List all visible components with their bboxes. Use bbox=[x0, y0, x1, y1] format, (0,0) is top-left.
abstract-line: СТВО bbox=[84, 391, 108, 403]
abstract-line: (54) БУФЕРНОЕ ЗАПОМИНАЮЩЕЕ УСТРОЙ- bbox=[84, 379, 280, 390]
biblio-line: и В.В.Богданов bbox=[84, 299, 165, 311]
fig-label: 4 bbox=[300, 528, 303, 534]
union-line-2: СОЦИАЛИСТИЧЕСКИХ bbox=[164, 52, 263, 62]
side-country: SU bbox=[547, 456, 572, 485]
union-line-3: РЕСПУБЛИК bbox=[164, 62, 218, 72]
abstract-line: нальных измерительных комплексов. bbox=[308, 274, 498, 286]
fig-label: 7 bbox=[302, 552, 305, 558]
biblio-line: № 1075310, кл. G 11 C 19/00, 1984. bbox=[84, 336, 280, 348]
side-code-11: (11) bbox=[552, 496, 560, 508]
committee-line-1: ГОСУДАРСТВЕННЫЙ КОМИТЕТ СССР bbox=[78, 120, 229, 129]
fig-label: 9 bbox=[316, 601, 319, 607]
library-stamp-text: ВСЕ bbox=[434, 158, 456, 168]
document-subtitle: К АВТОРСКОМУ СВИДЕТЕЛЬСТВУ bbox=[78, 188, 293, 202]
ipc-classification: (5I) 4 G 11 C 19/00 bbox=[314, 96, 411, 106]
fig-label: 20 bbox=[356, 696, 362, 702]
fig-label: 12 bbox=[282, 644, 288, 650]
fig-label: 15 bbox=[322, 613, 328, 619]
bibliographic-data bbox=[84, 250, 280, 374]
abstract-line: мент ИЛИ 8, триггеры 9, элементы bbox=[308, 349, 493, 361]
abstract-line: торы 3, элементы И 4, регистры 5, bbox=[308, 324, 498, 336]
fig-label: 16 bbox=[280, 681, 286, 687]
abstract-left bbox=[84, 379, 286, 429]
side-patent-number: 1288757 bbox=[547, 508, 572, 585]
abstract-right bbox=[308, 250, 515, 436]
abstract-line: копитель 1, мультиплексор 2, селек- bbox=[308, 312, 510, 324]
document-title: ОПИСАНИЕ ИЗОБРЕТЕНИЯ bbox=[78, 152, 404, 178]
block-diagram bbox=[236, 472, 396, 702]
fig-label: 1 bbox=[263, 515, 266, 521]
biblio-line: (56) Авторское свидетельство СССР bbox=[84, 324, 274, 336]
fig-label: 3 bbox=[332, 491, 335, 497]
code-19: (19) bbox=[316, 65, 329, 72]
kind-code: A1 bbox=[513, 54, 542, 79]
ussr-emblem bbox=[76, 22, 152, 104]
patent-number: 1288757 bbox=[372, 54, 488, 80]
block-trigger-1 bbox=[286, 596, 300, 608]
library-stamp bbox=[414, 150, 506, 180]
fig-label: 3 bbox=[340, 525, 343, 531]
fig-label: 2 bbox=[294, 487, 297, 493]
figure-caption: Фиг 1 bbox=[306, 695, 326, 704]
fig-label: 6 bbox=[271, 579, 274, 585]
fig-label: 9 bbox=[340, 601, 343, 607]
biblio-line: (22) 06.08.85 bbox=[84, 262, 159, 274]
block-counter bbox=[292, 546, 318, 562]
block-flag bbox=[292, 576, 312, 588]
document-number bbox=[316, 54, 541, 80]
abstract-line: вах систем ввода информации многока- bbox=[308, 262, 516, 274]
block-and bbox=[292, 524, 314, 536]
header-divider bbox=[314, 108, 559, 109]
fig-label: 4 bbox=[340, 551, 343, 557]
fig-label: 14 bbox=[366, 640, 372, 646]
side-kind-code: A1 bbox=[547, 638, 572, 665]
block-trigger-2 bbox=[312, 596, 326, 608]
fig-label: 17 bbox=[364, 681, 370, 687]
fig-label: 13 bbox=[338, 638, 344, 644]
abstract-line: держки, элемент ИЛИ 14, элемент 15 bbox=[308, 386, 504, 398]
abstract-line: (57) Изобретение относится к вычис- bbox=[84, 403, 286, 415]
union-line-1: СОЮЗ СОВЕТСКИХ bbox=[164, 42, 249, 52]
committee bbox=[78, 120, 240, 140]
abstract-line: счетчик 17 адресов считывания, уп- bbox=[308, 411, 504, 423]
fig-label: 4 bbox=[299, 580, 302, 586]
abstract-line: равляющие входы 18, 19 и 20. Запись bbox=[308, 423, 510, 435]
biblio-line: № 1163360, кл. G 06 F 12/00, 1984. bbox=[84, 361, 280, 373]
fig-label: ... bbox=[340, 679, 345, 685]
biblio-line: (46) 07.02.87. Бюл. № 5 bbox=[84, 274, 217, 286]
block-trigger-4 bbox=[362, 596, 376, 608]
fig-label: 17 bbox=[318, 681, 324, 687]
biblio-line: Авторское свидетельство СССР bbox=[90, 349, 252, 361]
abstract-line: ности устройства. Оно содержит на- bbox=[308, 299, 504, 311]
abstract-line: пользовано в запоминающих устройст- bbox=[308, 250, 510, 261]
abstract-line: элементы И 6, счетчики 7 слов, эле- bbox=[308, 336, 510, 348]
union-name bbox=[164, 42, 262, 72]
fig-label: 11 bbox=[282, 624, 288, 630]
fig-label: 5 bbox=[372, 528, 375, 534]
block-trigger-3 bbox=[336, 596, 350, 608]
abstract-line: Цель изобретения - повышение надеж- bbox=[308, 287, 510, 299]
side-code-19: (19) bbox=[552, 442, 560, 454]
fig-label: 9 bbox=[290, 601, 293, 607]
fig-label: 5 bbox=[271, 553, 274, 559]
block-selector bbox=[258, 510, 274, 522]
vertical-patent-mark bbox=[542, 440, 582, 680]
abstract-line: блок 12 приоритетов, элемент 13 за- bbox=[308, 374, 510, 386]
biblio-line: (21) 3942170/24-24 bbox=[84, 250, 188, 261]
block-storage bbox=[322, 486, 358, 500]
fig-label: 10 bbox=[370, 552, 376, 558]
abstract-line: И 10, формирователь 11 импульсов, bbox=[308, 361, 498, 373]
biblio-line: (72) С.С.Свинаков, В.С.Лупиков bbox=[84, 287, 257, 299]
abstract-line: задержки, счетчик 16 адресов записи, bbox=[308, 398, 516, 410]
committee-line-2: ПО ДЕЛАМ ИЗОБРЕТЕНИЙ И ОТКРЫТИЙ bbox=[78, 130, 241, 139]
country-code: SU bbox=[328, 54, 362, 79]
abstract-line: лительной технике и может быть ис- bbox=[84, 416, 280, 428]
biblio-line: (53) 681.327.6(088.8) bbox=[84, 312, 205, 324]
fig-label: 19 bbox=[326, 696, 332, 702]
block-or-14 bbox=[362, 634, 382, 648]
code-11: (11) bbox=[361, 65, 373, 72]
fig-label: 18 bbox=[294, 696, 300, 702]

## What this task involves
Reproduce all of the entries above, switching each "fig-label" to "diagram-label" and leaving everything else unchanged.

## The result
List all visible components with their bboxes. Use bbox=[x0, y0, x1, y1] format, (0,0) is top-left.
abstract-line: СТВО bbox=[84, 391, 108, 403]
abstract-line: (54) БУФЕРНОЕ ЗАПОМИНАЮЩЕЕ УСТРОЙ- bbox=[84, 379, 280, 390]
biblio-line: и В.В.Богданов bbox=[84, 299, 165, 311]
diagram-label: 4 bbox=[300, 528, 303, 534]
union-line-2: СОЦИАЛИСТИЧЕСКИХ bbox=[164, 52, 263, 62]
side-country: SU bbox=[547, 456, 572, 485]
union-line-3: РЕСПУБЛИК bbox=[164, 62, 218, 72]
abstract-line: нальных измерительных комплексов. bbox=[308, 274, 498, 286]
diagram-label: 7 bbox=[302, 552, 305, 558]
biblio-line: № 1075310, кл. G 11 C 19/00, 1984. bbox=[84, 336, 280, 348]
side-code-11: (11) bbox=[552, 496, 560, 508]
committee-line-1: ГОСУДАРСТВЕННЫЙ КОМИТЕТ СССР bbox=[78, 120, 229, 129]
diagram-label: 9 bbox=[316, 601, 319, 607]
library-stamp-text: ВСЕ bbox=[434, 158, 456, 168]
document-subtitle: К АВТОРСКОМУ СВИДЕТЕЛЬСТВУ bbox=[78, 188, 293, 202]
ipc-classification: (5I) 4 G 11 C 19/00 bbox=[314, 96, 411, 106]
diagram-label: 20 bbox=[356, 696, 362, 702]
diagram-label: 12 bbox=[282, 644, 288, 650]
diagram-label: 15 bbox=[322, 613, 328, 619]
bibliographic-data bbox=[84, 250, 280, 374]
abstract-line: мент ИЛИ 8, триггеры 9, элементы bbox=[308, 349, 493, 361]
abstract-line: торы 3, элементы И 4, регистры 5, bbox=[308, 324, 498, 336]
diagram-label: 16 bbox=[280, 681, 286, 687]
abstract-left bbox=[84, 379, 286, 429]
side-patent-number: 1288757 bbox=[547, 508, 572, 585]
abstract-right bbox=[308, 250, 515, 436]
abstract-line: копитель 1, мультиплексор 2, селек- bbox=[308, 312, 510, 324]
document-title: ОПИСАНИЕ ИЗОБРЕТЕНИЯ bbox=[78, 152, 404, 178]
block-diagram bbox=[236, 472, 396, 702]
diagram-label: 1 bbox=[263, 515, 266, 521]
biblio-line: (56) Авторское свидетельство СССР bbox=[84, 324, 274, 336]
diagram-label: 3 bbox=[332, 491, 335, 497]
code-19: (19) bbox=[316, 65, 329, 72]
kind-code: A1 bbox=[513, 54, 542, 79]
ussr-emblem bbox=[76, 22, 152, 104]
patent-number: 1288757 bbox=[372, 54, 488, 80]
block-trigger-1 bbox=[286, 596, 300, 608]
library-stamp bbox=[414, 150, 506, 180]
diagram-label: 3 bbox=[340, 525, 343, 531]
diagram-label: 2 bbox=[294, 487, 297, 493]
figure-caption: Фиг 1 bbox=[306, 695, 326, 704]
diagram-label: 6 bbox=[271, 579, 274, 585]
diagram-label: 9 bbox=[340, 601, 343, 607]
biblio-line: (22) 06.08.85 bbox=[84, 262, 159, 274]
block-counter bbox=[292, 546, 318, 562]
block-flag bbox=[292, 576, 312, 588]
document-number bbox=[316, 54, 541, 80]
abstract-line: вах систем ввода информации многока- bbox=[308, 262, 516, 274]
block-and bbox=[292, 524, 314, 536]
header-divider bbox=[314, 108, 559, 109]
diagram-label: 4 bbox=[340, 551, 343, 557]
diagram-label: 14 bbox=[366, 640, 372, 646]
side-kind-code: A1 bbox=[547, 638, 572, 665]
block-trigger-2 bbox=[312, 596, 326, 608]
diagram-label: 17 bbox=[364, 681, 370, 687]
diagram-label: 13 bbox=[338, 638, 344, 644]
abstract-line: держки, элемент ИЛИ 14, элемент 15 bbox=[308, 386, 504, 398]
abstract-line: (57) Изобретение относится к вычис- bbox=[84, 403, 286, 415]
union-line-1: СОЮЗ СОВЕТСКИХ bbox=[164, 42, 249, 52]
committee bbox=[78, 120, 240, 140]
abstract-line: счетчик 17 адресов считывания, уп- bbox=[308, 411, 504, 423]
diagram-label: 4 bbox=[299, 580, 302, 586]
abstract-line: равляющие входы 18, 19 и 20. Запись bbox=[308, 423, 510, 435]
biblio-line: № 1163360, кл. G 06 F 12/00, 1984. bbox=[84, 361, 280, 373]
diagram-label: ... bbox=[340, 679, 345, 685]
biblio-line: (46) 07.02.87. Бюл. № 5 bbox=[84, 274, 217, 286]
block-trigger-4 bbox=[362, 596, 376, 608]
diagram-label: 17 bbox=[318, 681, 324, 687]
biblio-line: Авторское свидетельство СССР bbox=[90, 349, 252, 361]
abstract-line: ности устройства. Оно содержит на- bbox=[308, 299, 504, 311]
abstract-line: пользовано в запоминающих устройст- bbox=[308, 250, 510, 261]
abstract-line: элементы И 6, счетчики 7 слов, эле- bbox=[308, 336, 510, 348]
union-name bbox=[164, 42, 262, 72]
diagram-label: 11 bbox=[282, 624, 288, 630]
diagram-label: 5 bbox=[372, 528, 375, 534]
block-trigger-3 bbox=[336, 596, 350, 608]
abstract-line: Цель изобретения - повышение надеж- bbox=[308, 287, 510, 299]
side-code-19: (19) bbox=[552, 442, 560, 454]
diagram-label: 9 bbox=[290, 601, 293, 607]
diagram-label: 5 bbox=[271, 553, 274, 559]
block-selector bbox=[258, 510, 274, 522]
vertical-patent-mark bbox=[542, 440, 582, 680]
abstract-line: блок 12 приоритетов, элемент 13 за- bbox=[308, 374, 510, 386]
biblio-line: (21) 3942170/24-24 bbox=[84, 250, 188, 261]
block-storage bbox=[322, 486, 358, 500]
diagram-label: 10 bbox=[370, 552, 376, 558]
abstract-line: И 10, формирователь 11 импульсов, bbox=[308, 361, 498, 373]
biblio-line: (72) С.С.Свинаков, В.С.Лупиков bbox=[84, 287, 257, 299]
abstract-line: задержки, счетчик 16 адресов записи, bbox=[308, 398, 516, 410]
committee-line-2: ПО ДЕЛАМ ИЗОБРЕТЕНИЙ И ОТКРЫТИЙ bbox=[78, 130, 241, 139]
country-code: SU bbox=[328, 54, 362, 79]
abstract-line: лительной технике и может быть ис- bbox=[84, 416, 280, 428]
biblio-line: (53) 681.327.6(088.8) bbox=[84, 312, 205, 324]
diagram-label: 19 bbox=[326, 696, 332, 702]
block-or-14 bbox=[362, 634, 382, 648]
code-11: (11) bbox=[361, 65, 373, 72]
diagram-label: 18 bbox=[294, 696, 300, 702]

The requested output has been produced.